_EXCERPTED RECORDS_.

* Start *

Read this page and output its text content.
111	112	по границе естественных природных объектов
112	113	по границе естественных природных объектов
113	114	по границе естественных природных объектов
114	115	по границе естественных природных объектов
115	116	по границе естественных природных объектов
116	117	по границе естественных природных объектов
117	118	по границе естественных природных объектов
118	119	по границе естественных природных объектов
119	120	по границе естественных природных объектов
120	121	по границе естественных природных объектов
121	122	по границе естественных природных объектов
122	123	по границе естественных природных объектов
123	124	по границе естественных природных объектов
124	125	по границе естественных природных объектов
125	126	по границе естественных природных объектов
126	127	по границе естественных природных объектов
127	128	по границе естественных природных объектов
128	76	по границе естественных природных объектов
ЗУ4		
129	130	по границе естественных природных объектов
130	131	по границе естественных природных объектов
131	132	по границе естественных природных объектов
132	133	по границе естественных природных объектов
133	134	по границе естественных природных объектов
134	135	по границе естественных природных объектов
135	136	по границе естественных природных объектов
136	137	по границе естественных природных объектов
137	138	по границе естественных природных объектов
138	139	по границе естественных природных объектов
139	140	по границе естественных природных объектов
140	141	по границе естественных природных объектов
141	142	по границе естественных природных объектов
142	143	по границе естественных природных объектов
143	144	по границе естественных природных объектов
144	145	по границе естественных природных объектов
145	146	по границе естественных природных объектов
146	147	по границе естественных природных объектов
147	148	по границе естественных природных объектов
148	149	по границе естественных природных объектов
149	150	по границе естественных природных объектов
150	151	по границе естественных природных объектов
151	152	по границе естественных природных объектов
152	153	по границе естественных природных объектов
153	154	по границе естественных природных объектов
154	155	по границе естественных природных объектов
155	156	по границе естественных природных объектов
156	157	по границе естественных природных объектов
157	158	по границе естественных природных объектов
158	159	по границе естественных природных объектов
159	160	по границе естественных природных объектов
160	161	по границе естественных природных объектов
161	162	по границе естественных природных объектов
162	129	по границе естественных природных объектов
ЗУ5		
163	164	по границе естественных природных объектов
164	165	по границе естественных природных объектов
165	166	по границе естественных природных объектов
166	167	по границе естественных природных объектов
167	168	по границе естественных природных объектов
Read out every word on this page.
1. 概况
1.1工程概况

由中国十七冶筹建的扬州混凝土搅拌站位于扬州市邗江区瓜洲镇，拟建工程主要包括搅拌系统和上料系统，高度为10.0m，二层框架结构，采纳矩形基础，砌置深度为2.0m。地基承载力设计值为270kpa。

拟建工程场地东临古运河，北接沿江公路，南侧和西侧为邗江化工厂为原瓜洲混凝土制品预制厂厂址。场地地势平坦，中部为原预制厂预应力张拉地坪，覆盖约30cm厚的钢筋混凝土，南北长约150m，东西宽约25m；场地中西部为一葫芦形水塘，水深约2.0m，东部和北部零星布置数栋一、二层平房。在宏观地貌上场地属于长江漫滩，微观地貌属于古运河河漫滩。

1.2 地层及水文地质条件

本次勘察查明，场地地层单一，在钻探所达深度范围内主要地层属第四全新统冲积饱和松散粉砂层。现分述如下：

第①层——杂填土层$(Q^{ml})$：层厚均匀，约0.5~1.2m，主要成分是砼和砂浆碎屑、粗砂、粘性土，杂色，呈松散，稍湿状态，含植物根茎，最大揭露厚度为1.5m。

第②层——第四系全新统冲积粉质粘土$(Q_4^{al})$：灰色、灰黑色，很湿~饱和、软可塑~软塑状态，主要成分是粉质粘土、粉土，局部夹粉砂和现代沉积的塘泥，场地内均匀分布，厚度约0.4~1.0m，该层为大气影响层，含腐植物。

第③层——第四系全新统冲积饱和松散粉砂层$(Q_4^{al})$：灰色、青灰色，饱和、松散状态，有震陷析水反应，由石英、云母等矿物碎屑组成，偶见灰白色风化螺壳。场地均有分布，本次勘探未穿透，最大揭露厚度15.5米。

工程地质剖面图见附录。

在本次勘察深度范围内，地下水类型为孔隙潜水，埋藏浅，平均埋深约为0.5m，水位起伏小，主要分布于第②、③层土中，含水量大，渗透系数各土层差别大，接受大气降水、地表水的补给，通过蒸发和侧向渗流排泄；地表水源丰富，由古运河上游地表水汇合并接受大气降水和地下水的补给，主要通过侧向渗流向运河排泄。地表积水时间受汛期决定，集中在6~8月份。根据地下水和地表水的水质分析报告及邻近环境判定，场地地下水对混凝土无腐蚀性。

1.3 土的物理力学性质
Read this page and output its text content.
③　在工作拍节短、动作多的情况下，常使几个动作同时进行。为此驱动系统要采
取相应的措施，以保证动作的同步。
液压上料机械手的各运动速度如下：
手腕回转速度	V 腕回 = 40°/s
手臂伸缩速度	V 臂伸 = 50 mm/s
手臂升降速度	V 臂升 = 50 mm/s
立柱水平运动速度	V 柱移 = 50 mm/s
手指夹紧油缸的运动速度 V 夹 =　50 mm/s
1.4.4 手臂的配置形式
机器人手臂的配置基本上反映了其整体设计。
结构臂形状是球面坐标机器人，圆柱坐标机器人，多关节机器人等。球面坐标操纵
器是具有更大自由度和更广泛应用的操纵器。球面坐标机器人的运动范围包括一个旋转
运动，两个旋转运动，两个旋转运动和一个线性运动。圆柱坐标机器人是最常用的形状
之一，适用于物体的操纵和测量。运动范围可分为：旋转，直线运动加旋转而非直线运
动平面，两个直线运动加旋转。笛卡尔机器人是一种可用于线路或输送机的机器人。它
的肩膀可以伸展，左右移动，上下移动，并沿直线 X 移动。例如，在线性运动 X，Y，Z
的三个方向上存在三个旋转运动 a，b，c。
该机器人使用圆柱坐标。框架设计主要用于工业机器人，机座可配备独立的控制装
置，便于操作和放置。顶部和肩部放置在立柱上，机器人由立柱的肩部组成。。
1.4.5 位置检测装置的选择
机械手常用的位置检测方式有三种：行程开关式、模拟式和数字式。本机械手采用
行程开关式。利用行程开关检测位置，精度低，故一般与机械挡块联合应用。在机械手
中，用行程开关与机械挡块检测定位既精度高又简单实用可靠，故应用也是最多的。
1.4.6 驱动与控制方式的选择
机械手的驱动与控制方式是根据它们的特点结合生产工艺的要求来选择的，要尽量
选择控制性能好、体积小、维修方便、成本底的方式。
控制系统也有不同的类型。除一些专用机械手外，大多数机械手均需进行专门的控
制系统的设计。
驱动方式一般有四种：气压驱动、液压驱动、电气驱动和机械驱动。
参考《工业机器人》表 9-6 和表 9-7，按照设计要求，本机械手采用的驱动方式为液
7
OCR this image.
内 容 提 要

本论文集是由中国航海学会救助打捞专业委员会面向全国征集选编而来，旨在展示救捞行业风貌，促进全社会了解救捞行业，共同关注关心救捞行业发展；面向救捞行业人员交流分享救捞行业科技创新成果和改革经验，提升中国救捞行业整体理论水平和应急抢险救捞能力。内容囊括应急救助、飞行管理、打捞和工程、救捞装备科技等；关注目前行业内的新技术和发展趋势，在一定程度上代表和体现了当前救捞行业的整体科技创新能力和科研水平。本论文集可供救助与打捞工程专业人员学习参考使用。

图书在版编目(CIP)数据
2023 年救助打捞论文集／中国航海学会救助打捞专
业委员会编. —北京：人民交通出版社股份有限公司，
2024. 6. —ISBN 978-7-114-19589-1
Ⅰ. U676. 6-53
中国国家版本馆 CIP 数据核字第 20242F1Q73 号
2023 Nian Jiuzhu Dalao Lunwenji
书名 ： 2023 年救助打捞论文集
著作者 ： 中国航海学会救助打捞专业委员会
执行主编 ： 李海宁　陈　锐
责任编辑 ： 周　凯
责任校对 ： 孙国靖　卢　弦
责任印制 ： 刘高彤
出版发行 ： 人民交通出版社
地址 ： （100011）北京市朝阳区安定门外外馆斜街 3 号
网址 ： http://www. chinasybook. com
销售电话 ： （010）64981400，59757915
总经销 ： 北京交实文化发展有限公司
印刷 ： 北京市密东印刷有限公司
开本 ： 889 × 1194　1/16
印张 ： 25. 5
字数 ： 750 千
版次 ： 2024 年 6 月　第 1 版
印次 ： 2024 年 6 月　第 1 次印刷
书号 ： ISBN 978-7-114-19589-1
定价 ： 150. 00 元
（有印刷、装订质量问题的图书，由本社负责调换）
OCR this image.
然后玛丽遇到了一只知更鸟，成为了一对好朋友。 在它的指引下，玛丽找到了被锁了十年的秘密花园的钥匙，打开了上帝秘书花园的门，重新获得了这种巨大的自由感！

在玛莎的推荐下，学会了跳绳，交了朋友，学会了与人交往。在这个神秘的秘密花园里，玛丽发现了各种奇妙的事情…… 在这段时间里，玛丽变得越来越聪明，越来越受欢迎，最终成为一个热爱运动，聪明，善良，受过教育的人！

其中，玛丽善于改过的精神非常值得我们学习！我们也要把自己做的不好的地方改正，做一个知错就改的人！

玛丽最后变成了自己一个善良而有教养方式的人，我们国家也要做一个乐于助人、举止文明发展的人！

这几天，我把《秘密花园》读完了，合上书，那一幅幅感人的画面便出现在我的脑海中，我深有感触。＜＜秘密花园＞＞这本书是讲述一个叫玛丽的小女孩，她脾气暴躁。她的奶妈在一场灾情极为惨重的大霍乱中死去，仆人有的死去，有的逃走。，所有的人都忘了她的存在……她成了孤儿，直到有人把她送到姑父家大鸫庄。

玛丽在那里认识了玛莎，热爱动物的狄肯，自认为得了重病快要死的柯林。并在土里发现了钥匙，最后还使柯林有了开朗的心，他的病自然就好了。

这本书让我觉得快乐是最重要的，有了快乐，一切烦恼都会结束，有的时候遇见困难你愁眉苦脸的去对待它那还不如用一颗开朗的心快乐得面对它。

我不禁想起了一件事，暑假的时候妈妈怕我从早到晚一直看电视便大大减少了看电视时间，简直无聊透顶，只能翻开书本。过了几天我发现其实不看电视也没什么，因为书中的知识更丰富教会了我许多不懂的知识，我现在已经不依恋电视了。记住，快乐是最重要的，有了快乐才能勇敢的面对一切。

* End *

Copy each line of the listing in which the word "行程开关式" can be found.

机械手常用的位置检测方式有三种：行程开关式、模拟式和数字式。本机械手采用
行程开关式。利用行程开关检测位置，精度低，故一般与机械挡块联合应用。在机械手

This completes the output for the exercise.